*TAREFAS PROPOSTAS*:
[A] No trecho fornecido, o que fez Guilherme Viñe reatar com a ex-namorada?
[B] Liste todas as pessoas mencionadas pelo nome no trecho fornecido.

*TRECHO FORNECIDO*:
= = = = = = =
Noivo de Letícia, Guilherme Viñe reatou com a ex-namorada após ver um post de despedida em uma rede social. Com o reencontro, ele acabou fazendo com que médica adiasse sua viagem para a Suíça: "A gente se distanciou porque ela tinha ido estudar fora do Brasil, mas a gente nunca deixou de se gostar".

"Fui lá para me despedir dela em todos os sentidos. Não deu certo! Não consegui ir embora e a gente decidiu se casar."

Autonomia no fim da vida

A advogada Luciana Dadalto deu algumas definições de termos de autonomia no fim da vida para ajudar as pessoas a entenderem melhor o assunto: "Eutanásia é abreviação da vida de um paciente com uma doença grave e incurável, a pedido desse paciente, por uma terceira pessoa. No Brasil, é homicídio. Distanásia é o prolongamento artificial da vida".
= = = = = = =
(Registros do conjunto de dados)
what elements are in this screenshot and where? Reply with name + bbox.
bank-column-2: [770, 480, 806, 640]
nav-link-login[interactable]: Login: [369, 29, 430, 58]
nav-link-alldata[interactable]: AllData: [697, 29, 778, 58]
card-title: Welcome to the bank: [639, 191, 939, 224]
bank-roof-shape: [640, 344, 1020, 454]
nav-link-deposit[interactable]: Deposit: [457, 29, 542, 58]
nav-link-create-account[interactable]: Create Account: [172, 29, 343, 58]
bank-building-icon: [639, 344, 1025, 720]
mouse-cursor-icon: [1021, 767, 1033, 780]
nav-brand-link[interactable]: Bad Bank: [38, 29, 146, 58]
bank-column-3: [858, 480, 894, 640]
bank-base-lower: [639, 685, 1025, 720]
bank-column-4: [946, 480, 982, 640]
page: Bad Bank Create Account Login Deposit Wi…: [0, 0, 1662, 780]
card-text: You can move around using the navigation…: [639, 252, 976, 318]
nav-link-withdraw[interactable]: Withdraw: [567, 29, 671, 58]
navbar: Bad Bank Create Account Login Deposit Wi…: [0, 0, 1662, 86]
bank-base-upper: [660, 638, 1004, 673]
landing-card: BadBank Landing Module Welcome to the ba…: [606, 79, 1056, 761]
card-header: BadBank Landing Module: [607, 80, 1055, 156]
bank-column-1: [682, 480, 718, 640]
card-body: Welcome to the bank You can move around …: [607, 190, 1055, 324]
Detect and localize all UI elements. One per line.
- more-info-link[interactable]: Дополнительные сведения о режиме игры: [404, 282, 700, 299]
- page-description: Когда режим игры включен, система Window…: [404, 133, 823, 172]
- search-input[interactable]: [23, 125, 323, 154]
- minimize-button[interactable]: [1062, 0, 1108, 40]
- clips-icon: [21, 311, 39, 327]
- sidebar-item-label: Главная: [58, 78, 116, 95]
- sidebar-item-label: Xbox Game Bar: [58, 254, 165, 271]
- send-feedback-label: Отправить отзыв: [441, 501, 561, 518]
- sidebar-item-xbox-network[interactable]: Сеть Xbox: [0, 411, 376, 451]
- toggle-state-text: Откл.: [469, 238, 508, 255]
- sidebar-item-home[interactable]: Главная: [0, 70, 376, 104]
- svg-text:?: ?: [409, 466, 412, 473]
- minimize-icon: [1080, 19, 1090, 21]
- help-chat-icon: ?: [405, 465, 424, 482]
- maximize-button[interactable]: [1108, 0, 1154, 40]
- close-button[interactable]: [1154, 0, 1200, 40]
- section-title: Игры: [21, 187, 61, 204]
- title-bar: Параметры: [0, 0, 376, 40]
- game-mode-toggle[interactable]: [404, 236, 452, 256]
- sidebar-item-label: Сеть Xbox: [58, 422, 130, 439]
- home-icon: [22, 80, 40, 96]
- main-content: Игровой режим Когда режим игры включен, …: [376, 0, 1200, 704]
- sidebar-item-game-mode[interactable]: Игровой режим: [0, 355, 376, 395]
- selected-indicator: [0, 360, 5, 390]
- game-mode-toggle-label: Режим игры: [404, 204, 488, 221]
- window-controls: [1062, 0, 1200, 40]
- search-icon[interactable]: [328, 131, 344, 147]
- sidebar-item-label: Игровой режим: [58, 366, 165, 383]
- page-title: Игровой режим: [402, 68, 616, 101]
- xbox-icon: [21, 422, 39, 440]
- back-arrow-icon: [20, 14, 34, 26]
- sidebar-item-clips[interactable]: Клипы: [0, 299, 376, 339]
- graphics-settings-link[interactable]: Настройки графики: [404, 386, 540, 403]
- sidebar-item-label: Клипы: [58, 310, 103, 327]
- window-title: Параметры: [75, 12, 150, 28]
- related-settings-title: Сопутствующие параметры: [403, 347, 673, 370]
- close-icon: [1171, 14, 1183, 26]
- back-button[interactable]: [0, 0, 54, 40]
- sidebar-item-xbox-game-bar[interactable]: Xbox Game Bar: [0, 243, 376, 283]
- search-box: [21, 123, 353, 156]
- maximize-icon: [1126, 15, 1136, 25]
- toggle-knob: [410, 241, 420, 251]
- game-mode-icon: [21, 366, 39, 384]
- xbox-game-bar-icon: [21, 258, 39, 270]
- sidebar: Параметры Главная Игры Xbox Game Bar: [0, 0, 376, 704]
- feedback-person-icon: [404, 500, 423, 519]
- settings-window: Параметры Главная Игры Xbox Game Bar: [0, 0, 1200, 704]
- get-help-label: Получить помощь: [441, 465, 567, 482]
= = = = = = =
*LISTA DE RESPOSTAS*:
[A] Ele viu um post de despedida dela em uma rede social.

[B] Letícia, Guilherme Viñe e Luciana Dadalto.